Work out the number of lines in the listing that include the string "للفلاحة". Reply with that number alone.

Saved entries
☆ ☆ ☆ ☆ ☆ ☆ ☆

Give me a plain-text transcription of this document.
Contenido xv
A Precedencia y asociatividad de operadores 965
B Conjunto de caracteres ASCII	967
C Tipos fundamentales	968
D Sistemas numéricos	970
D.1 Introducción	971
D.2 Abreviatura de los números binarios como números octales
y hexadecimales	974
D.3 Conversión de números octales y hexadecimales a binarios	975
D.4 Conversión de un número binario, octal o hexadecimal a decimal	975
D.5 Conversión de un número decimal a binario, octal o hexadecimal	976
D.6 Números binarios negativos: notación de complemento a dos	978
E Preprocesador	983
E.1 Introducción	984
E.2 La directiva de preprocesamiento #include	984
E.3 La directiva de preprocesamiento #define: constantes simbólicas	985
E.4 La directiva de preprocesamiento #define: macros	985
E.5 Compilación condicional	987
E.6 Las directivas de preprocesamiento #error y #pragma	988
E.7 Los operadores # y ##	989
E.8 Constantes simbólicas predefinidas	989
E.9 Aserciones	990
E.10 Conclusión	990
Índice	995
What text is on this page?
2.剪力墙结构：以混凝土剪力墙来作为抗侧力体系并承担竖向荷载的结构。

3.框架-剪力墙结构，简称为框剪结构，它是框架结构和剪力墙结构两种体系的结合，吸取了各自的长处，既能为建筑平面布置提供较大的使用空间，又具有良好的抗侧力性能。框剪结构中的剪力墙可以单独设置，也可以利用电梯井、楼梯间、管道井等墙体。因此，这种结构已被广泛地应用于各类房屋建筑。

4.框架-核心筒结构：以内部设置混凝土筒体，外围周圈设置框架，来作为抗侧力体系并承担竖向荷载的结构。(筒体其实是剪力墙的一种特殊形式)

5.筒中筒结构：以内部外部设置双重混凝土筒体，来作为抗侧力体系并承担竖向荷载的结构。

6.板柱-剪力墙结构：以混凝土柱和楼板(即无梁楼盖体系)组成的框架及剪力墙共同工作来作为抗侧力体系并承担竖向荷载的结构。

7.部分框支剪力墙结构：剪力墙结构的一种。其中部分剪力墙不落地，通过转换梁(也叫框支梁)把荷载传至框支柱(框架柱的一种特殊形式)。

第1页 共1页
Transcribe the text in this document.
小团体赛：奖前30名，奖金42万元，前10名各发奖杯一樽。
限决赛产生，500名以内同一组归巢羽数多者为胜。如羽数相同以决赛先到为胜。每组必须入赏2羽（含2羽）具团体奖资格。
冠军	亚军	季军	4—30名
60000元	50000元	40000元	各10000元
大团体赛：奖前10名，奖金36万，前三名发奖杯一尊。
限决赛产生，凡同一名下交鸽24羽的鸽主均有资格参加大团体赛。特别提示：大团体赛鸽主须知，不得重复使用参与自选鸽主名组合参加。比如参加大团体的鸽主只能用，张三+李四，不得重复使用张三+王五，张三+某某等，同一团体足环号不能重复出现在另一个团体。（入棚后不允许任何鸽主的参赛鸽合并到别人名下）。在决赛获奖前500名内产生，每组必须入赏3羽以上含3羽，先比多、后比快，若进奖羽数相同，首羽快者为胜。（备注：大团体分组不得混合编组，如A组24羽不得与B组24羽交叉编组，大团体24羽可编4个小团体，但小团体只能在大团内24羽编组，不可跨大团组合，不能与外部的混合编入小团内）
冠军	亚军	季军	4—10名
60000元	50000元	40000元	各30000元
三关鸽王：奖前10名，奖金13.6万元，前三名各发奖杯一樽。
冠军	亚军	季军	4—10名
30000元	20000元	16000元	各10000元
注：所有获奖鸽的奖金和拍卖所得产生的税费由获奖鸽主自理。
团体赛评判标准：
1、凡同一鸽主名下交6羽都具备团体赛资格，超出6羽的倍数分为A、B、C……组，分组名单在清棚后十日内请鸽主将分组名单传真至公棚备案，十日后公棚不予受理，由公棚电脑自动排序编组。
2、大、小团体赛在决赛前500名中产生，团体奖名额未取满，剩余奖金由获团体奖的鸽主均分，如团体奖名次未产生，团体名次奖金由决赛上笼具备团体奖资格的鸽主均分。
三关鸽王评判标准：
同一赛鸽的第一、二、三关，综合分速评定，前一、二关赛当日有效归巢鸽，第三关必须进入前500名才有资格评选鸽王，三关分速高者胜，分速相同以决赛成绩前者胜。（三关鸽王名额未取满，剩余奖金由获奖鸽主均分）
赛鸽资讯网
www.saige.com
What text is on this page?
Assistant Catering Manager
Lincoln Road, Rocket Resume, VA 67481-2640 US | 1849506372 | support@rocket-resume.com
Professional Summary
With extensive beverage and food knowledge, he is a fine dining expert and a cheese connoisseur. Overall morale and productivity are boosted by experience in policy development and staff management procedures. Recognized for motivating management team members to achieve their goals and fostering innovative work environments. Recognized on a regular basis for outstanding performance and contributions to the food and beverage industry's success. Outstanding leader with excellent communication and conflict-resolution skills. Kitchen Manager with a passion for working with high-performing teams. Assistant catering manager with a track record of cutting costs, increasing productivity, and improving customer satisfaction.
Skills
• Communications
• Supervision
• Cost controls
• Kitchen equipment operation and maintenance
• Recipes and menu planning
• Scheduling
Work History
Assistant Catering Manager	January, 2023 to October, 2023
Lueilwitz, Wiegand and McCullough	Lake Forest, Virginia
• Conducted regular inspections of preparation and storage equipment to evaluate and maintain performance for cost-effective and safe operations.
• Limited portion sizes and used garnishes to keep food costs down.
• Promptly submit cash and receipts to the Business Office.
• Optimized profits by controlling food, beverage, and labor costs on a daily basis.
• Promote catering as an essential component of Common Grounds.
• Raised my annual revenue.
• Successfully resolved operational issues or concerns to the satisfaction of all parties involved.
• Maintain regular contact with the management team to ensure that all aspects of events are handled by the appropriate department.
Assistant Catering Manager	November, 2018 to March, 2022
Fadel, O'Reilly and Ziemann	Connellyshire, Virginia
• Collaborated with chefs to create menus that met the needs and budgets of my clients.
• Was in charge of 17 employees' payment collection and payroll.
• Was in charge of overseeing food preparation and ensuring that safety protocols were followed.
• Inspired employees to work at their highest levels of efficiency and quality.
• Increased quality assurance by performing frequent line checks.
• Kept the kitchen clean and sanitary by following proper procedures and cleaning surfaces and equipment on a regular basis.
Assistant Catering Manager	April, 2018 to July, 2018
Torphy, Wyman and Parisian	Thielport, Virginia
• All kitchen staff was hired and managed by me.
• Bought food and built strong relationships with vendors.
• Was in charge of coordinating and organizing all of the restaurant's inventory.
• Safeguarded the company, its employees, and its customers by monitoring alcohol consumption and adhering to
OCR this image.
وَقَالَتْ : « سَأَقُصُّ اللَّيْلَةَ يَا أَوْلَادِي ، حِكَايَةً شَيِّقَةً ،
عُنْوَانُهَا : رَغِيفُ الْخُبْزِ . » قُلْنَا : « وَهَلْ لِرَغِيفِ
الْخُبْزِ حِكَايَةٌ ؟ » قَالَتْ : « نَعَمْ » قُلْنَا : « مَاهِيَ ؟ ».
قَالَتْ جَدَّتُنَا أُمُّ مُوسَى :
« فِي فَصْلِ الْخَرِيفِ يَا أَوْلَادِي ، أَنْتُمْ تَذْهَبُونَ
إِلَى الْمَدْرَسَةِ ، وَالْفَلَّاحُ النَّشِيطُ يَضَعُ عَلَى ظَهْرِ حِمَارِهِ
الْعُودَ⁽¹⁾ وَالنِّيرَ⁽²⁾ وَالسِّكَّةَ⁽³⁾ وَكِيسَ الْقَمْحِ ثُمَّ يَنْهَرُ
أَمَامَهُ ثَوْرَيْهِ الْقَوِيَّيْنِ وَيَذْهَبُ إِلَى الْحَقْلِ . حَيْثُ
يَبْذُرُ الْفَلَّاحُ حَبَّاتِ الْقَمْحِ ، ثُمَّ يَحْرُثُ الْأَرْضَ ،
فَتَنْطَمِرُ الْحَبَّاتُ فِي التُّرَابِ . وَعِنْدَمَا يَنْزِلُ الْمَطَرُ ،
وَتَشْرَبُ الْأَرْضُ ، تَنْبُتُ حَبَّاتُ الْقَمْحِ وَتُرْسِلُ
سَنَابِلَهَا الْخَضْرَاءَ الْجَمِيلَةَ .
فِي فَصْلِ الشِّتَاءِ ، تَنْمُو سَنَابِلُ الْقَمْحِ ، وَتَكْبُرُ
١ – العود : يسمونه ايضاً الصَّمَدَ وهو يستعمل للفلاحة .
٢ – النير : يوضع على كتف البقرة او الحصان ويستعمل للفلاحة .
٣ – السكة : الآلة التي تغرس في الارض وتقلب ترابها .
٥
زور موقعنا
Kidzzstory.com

☆ ☆ ☆ ☆ ☆ ☆ ☆

# FINAL RESULT
2